→ Given instruction: Copy each line of the material below that includes the string "tumeur".

(Collection entries)
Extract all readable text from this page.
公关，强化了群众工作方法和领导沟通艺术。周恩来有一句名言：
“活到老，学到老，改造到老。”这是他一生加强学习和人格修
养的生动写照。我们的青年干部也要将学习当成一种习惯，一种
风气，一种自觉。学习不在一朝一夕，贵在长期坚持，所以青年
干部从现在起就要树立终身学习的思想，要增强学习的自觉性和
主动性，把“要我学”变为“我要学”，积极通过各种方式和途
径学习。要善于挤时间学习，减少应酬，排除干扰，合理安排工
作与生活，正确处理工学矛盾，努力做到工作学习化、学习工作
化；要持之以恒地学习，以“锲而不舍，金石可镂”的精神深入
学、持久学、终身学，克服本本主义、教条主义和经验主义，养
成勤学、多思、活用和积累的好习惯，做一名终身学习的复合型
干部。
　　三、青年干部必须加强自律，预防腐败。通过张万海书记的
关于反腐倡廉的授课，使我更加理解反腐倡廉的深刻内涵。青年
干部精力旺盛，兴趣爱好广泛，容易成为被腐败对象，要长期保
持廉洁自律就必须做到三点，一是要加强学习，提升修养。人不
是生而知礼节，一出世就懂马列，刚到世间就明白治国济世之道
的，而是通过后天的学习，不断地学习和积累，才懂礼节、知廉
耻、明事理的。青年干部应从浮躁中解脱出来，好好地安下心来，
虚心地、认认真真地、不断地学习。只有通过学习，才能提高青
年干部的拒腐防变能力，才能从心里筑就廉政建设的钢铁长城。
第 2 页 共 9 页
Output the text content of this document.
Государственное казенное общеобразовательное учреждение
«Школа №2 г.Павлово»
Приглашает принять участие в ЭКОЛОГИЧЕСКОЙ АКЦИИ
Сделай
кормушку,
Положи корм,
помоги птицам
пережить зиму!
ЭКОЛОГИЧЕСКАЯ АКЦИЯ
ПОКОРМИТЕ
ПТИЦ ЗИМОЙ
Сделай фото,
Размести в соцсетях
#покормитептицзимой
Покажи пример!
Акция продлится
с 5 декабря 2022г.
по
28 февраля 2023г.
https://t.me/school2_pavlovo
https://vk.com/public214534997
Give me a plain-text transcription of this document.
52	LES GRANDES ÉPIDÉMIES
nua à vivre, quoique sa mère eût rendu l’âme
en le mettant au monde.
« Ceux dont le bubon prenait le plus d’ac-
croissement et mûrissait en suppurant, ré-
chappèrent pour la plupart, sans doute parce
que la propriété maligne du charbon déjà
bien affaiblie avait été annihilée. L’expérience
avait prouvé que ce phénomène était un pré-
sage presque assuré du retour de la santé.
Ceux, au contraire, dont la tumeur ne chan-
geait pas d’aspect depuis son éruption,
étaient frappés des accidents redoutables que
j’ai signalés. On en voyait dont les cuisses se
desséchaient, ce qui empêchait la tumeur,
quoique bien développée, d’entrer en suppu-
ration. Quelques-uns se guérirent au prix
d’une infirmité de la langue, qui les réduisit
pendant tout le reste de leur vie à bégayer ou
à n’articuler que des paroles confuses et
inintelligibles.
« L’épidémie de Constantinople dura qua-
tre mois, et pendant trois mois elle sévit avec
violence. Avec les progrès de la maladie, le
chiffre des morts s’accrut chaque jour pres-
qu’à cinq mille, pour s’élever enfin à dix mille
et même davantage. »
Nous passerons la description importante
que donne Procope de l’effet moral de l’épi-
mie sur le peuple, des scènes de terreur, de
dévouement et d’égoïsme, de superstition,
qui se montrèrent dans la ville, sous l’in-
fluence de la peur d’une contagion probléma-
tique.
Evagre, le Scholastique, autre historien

→ Response for this exercise:
Ceux, au contraire, dont la tumeur ne chan-
desséchaient, ce qui empêchait la tumeur,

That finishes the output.